• **GIVEN INSTRUCTION**:
How many lines of the material below contain the string "close"? Answer with the number and nothing else.

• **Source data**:
--- Begin ---

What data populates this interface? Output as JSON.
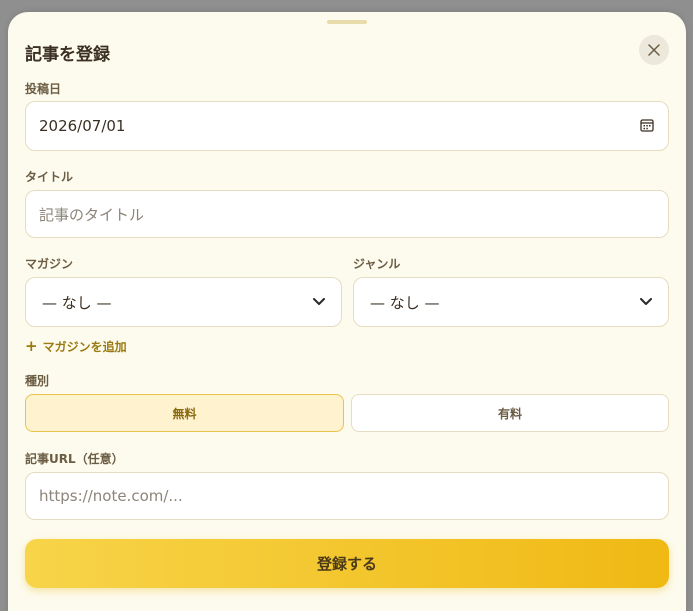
{
  "modal": {
    "title": "記事を登録",
    "close_icon": "close-icon"
  },
  "form": {
    "date": {
      "label": "投稿日",
      "value": "2026/07/01",
      "icon": "calendar-icon"
    },
    "title_field": {
      "label": "タイトル",
      "placeholder": "記事のタイトル"
    },
    "magazine": {
      "label": "マガジン",
      "selected": "— なし —"
    },
    "genre": {
      "label": "ジャンル",
      "selected": "— なし —"
    },
    "add_magazine": {
      "label": "マガジンを追加",
      "icon": "plus-icon"
    },
    "type": {
      "label": "種別",
      "options": [
        {
          "label": "無料",
          "active": true
        },
        {
          "label": "有料",
          "active": false
        }
      ]
    },
    "url_field": {
      "label": "記事URL（任意）",
      "placeholder": "https://note.com/..."
    },
    "submit_label": "登録する"
  },
  "colors": {
    "accent": "#f0b914",
    "accent_light": "#fff3cf",
    "background": "#fdfbee"
  }
}
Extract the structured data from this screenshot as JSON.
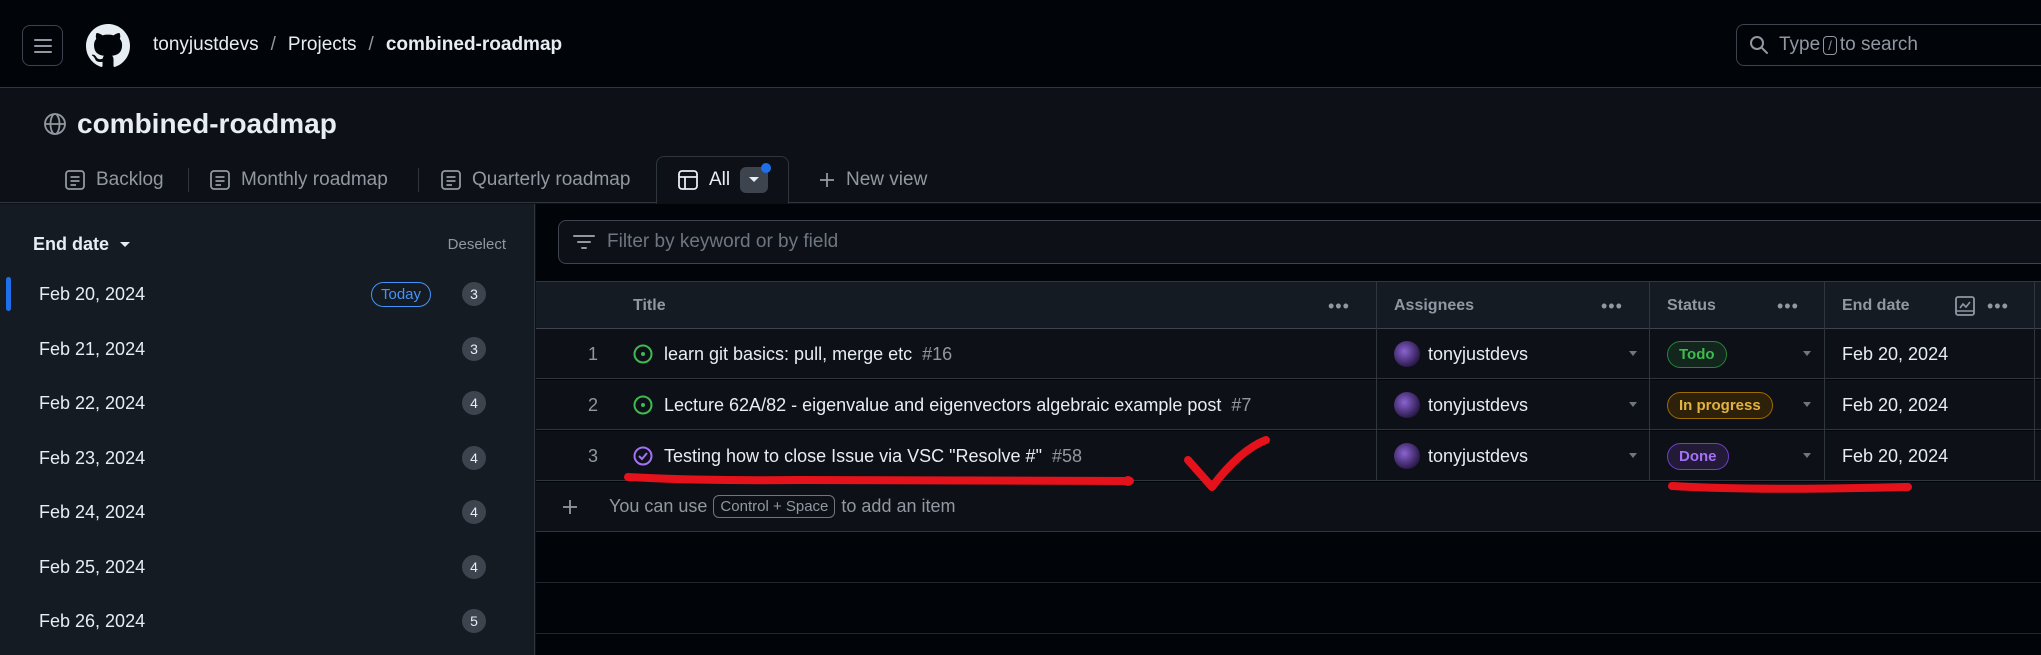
{
  "header": {
    "breadcrumbs": [
      "tonyjustdevs",
      "Projects",
      "combined-roadmap"
    ],
    "search_prefix": "Type",
    "search_key": "/",
    "search_suffix": "to search"
  },
  "project": {
    "title": "combined-roadmap"
  },
  "tabs": [
    {
      "label": "Backlog"
    },
    {
      "label": "Monthly roadmap"
    },
    {
      "label": "Quarterly roadmap"
    },
    {
      "label": "All"
    },
    {
      "label": "New view"
    }
  ],
  "sidebar": {
    "title": "End date",
    "deselect": "Deselect",
    "today_badge": "Today",
    "items": [
      {
        "label": "Feb 20, 2024",
        "count": "3"
      },
      {
        "label": "Feb 21, 2024",
        "count": "3"
      },
      {
        "label": "Feb 22, 2024",
        "count": "4"
      },
      {
        "label": "Feb 23, 2024",
        "count": "4"
      },
      {
        "label": "Feb 24, 2024",
        "count": "4"
      },
      {
        "label": "Feb 25, 2024",
        "count": "4"
      },
      {
        "label": "Feb 26, 2024",
        "count": "5"
      }
    ]
  },
  "filter": {
    "placeholder": "Filter by keyword or by field"
  },
  "table": {
    "columns": [
      "Title",
      "Assignees",
      "Status",
      "End date"
    ],
    "rows": [
      {
        "num": "1",
        "title": "learn git basics: pull, merge etc",
        "issue": "#16",
        "assignee": "tonyjustdevs",
        "status": "Todo",
        "end_date": "Feb 20, 2024"
      },
      {
        "num": "2",
        "title": "Lecture 62A/82 - eigenvalue and eigenvectors algebraic example post",
        "issue": "#7",
        "assignee": "tonyjustdevs",
        "status": "In progress",
        "end_date": "Feb 20, 2024"
      },
      {
        "num": "3",
        "title": "Testing how to close Issue via VSC \"Resolve #\"",
        "issue": "#58",
        "assignee": "tonyjustdevs",
        "status": "Done",
        "end_date": "Feb 20, 2024"
      }
    ],
    "add_prefix": "You can use",
    "add_key": "Control + Space",
    "add_suffix": "to add an item"
  },
  "colors": {
    "accent": "#1f6feb",
    "todo": "#3fb950",
    "in_progress": "#e3b341",
    "done": "#a371f7",
    "annotation": "#e5121b"
  }
}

--- End ---

• **EXPECTED OUTPUT**:
2